SUPPLIED INFORMATION
==================================================

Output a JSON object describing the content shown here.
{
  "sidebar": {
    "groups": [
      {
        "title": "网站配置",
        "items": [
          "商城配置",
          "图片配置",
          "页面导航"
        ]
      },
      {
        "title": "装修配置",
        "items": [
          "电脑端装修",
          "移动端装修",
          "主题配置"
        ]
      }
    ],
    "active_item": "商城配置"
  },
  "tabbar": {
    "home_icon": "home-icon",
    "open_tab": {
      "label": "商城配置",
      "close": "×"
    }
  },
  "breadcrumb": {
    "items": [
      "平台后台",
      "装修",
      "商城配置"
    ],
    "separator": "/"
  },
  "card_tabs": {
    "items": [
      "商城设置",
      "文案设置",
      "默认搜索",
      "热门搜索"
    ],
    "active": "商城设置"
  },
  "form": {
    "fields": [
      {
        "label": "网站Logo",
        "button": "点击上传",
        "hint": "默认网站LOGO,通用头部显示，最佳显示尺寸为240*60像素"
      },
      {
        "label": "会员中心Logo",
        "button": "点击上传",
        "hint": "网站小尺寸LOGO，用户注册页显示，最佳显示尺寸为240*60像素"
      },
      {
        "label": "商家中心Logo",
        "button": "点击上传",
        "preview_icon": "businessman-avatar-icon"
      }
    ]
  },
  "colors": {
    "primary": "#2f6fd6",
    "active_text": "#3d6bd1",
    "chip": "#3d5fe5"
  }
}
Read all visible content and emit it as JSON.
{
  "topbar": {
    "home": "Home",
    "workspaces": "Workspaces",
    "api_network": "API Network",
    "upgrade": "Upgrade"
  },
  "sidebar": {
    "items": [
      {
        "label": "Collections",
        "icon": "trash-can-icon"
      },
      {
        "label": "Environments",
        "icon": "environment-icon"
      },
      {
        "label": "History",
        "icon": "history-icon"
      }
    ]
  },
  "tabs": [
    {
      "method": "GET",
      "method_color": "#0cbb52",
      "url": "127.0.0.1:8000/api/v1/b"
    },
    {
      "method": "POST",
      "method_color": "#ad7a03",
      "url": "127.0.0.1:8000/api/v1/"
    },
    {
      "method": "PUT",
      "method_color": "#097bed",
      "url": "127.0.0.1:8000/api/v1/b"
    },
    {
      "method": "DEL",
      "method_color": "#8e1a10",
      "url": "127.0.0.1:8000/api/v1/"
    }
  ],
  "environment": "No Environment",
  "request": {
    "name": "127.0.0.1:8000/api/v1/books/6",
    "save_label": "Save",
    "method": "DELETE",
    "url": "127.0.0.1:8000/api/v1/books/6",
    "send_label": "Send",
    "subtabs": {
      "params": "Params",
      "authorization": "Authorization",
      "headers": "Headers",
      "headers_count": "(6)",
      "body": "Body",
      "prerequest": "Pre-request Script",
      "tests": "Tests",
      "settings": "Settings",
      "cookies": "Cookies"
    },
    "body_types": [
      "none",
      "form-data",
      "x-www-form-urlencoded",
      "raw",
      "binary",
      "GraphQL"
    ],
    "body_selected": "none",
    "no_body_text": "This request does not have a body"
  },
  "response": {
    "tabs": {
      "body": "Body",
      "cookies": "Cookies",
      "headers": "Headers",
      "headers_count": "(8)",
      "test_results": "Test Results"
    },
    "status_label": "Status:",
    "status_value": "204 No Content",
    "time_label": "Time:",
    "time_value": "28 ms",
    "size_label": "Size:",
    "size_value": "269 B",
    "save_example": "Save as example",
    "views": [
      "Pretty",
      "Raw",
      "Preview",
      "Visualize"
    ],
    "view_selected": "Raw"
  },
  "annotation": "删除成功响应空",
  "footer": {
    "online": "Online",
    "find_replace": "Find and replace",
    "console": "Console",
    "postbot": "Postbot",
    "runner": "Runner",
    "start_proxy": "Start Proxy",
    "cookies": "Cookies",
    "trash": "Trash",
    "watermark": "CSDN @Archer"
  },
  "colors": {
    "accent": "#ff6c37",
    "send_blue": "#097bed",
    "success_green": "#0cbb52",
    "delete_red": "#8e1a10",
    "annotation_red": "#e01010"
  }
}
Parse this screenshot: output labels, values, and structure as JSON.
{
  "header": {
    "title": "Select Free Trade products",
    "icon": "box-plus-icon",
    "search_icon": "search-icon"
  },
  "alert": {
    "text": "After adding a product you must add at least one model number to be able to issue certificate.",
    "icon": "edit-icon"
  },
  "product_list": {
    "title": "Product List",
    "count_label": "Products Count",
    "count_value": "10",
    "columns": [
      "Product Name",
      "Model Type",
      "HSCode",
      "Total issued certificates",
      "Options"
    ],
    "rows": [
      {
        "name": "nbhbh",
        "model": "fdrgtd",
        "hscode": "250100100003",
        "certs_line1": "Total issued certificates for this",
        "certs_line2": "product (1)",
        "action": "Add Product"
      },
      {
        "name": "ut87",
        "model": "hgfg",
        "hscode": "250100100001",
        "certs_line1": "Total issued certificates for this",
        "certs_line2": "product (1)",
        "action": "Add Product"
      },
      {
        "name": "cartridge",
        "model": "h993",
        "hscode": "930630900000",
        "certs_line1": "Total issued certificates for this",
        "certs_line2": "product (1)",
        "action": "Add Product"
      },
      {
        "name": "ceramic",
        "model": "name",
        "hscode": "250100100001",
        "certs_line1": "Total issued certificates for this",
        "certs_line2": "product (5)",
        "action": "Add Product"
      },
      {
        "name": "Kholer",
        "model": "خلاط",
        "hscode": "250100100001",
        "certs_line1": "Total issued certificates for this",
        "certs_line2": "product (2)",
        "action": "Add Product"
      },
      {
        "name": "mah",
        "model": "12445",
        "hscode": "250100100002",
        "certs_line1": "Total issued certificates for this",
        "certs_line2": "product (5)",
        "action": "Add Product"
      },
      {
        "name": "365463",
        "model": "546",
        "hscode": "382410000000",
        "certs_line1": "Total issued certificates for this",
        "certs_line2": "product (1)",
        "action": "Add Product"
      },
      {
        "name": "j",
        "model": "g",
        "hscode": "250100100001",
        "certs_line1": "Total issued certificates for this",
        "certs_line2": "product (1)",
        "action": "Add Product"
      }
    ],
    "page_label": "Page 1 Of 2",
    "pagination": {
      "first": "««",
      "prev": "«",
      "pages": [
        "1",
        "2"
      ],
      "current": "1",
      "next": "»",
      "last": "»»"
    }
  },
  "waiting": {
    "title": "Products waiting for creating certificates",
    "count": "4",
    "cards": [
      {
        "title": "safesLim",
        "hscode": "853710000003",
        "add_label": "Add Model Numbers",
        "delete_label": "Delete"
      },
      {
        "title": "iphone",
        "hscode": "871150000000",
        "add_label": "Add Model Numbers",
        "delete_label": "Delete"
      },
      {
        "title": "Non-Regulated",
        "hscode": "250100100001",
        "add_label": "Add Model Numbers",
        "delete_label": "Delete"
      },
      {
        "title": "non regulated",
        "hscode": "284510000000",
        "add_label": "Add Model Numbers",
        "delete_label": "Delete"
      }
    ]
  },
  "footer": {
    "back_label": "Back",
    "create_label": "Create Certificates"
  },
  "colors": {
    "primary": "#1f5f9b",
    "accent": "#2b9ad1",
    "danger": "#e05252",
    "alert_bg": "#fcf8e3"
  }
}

==================================================

Once more, set down the full listing, verbatim.

EXERCISE ANSWER
Output a JSON object describing the content shown here.
{
  "sidebar": {
    "groups": [
      {
        "title": "网站配置",
        "items": [
          "商城配置",
          "图片配置",
          "页面导航"
        ]
      },
      {
        "title": "装修配置",
        "items": [
          "电脑端装修",
          "移动端装修",
          "主题配置"
        ]
      }
    ],
    "active_item": "商城配置"
  },
  "tabbar": {
    "home_icon": "home-icon",
    "open_tab": {
      "label": "商城配置",
      "close": "×"
    }
  },
  "breadcrumb": {
    "items": [
      "平台后台",
      "装修",
      "商城配置"
    ],
    "separator": "/"
  },
  "card_tabs": {
    "items": [
      "商城设置",
      "文案设置",
      "默认搜索",
      "热门搜索"
    ],
    "active": "商城设置"
  },
  "form": {
    "fields": [
      {
        "label": "网站Logo",
        "button": "点击上传",
        "hint": "默认网站LOGO,通用头部显示，最佳显示尺寸为240*60像素"
      },
      {
        "label": "会员中心Logo",
        "button": "点击上传",
        "hint": "网站小尺寸LOGO，用户注册页显示，最佳显示尺寸为240*60像素"
      },
      {
        "label": "商家中心Logo",
        "button": "点击上传",
        "preview_icon": "businessman-avatar-icon"
      }
    ]
  },
  "colors": {
    "primary": "#2f6fd6",
    "active_text": "#3d6bd1",
    "chip": "#3d5fe5"
  }
}
Read all visible content and emit it as JSON.
{
  "topbar": {
    "home": "Home",
    "workspaces": "Workspaces",
    "api_network": "API Network",
    "upgrade": "Upgrade"
  },
  "sidebar": {
    "items": [
      {
        "label": "Collections",
        "icon": "trash-can-icon"
      },
      {
        "label": "Environments",
        "icon": "environment-icon"
      },
      {
        "label": "History",
        "icon": "history-icon"
      }
    ]
  },
  "tabs": [
    {
      "method": "GET",
      "method_color": "#0cbb52",
      "url": "127.0.0.1:8000/api/v1/b"
    },
    {
      "method": "POST",
      "method_color": "#ad7a03",
      "url": "127.0.0.1:8000/api/v1/"
    },
    {
      "method": "PUT",
      "method_color": "#097bed",
      "url": "127.0.0.1:8000/api/v1/b"
    },
    {
      "method": "DEL",
      "method_color": "#8e1a10",
      "url": "127.0.0.1:8000/api/v1/"
    }
  ],
  "environment": "No Environment",
  "request": {
    "name": "127.0.0.1:8000/api/v1/books/6",
    "save_label": "Save",
    "method": "DELETE",
    "url": "127.0.0.1:8000/api/v1/books/6",
    "send_label": "Send",
    "subtabs": {
      "params": "Params",
      "authorization": "Authorization",
      "headers": "Headers",
      "headers_count": "(6)",
      "body": "Body",
      "prerequest": "Pre-request Script",
      "tests": "Tests",
      "settings": "Settings",
      "cookies": "Cookies"
    },
    "body_types": [
      "none",
      "form-data",
      "x-www-form-urlencoded",
      "raw",
      "binary",
      "GraphQL"
    ],
    "body_selected": "none",
    "no_body_text": "This request does not have a body"
  },
  "response": {
    "tabs": {
      "body": "Body",
      "cookies": "Cookies",
      "headers": "Headers",
      "headers_count": "(8)",
      "test_results": "Test Results"
    },
    "status_label": "Status:",
    "status_value": "204 No Content",
    "time_label": "Time:",
    "time_value": "28 ms",
    "size_label": "Size:",
    "size_value": "269 B",
    "save_example": "Save as example",
    "views": [
      "Pretty",
      "Raw",
      "Preview",
      "Visualize"
    ],
    "view_selected": "Raw"
  },
  "annotation": "删除成功响应空",
  "footer": {
    "online": "Online",
    "find_replace": "Find and replace",
    "console": "Console",
    "postbot": "Postbot",
    "runner": "Runner",
    "start_proxy": "Start Proxy",
    "cookies": "Cookies",
    "trash": "Trash",
    "watermark": "CSDN @Archer"
  },
  "colors": {
    "accent": "#ff6c37",
    "send_blue": "#097bed",
    "success_green": "#0cbb52",
    "delete_red": "#8e1a10",
    "annotation_red": "#e01010"
  }
}
Parse this screenshot: output labels, values, and structure as JSON.
{
  "header": {
    "title": "Select Free Trade products",
    "icon": "box-plus-icon",
    "search_icon": "search-icon"
  },
  "alert": {
    "text": "After adding a product you must add at least one model number to be able to issue certificate.",
    "icon": "edit-icon"
  },
  "product_list": {
    "title": "Product List",
    "count_label": "Products Count",
    "count_value": "10",
    "columns": [
      "Product Name",
      "Model Type",
      "HSCode",
      "Total issued certificates",
      "Options"
    ],
    "rows": [
      {
        "name": "nbhbh",
        "model": "fdrgtd",
        "hscode": "250100100003",
        "certs_line1": "Total issued certificates for this",
        "certs_line2": "product (1)",
        "action": "Add Product"
      },
      {
        "name": "ut87",
        "model": "hgfg",
        "hscode": "250100100001",
        "certs_line1": "Total issued certificates for this",
        "certs_line2": "product (1)",
        "action": "Add Product"
      },
      {
        "name": "cartridge",
        "model": "h993",
        "hscode": "930630900000",
        "certs_line1": "Total issued certificates for this",
        "certs_line2": "product (1)",
        "action": "Add Product"
      },
      {
        "name": "ceramic",
        "model": "name",
        "hscode": "250100100001",
        "certs_line1": "Total issued certificates for this",
        "certs_line2": "product (5)",
        "action": "Add Product"
      },
      {
        "name": "Kholer",
        "model": "خلاط",
        "hscode": "250100100001",
        "certs_line1": "Total issued certificates for this",
        "certs_line2": "product (2)",
        "action": "Add Product"
      },
      {
        "name": "mah",
        "model": "12445",
        "hscode": "250100100002",
        "certs_line1": "Total issued certificates for this",
        "certs_line2": "product (5)",
        "action": "Add Product"
      },
      {
        "name": "365463",
        "model": "546",
        "hscode": "382410000000",
        "certs_line1": "Total issued certificates for this",
        "certs_line2": "product (1)",
        "action": "Add Product"
      },
      {
        "name": "j",
        "model": "g",
        "hscode": "250100100001",
        "certs_line1": "Total issued certificates for this",
        "certs_line2": "product (1)",
        "action": "Add Product"
      }
    ],
    "page_label": "Page 1 Of 2",
    "pagination": {
      "first": "««",
      "prev": "«",
      "pages": [
        "1",
        "2"
      ],
      "current": "1",
      "next": "»",
      "last": "»»"
    }
  },
  "waiting": {
    "title": "Products waiting for creating certificates",
    "count": "4",
    "cards": [
      {
        "title": "safesLim",
        "hscode": "853710000003",
        "add_label": "Add Model Numbers",
        "delete_label": "Delete"
      },
      {
        "title": "iphone",
        "hscode": "871150000000",
        "add_label": "Add Model Numbers",
        "delete_label": "Delete"
      },
      {
        "title": "Non-Regulated",
        "hscode": "250100100001",
        "add_label": "Add Model Numbers",
        "delete_label": "Delete"
      },
      {
        "title": "non regulated",
        "hscode": "284510000000",
        "add_label": "Add Model Numbers",
        "delete_label": "Delete"
      }
    ]
  },
  "footer": {
    "back_label": "Back",
    "create_label": "Create Certificates"
  },
  "colors": {
    "primary": "#1f5f9b",
    "accent": "#2b9ad1",
    "danger": "#e05252",
    "alert_bg": "#fcf8e3"
  }
}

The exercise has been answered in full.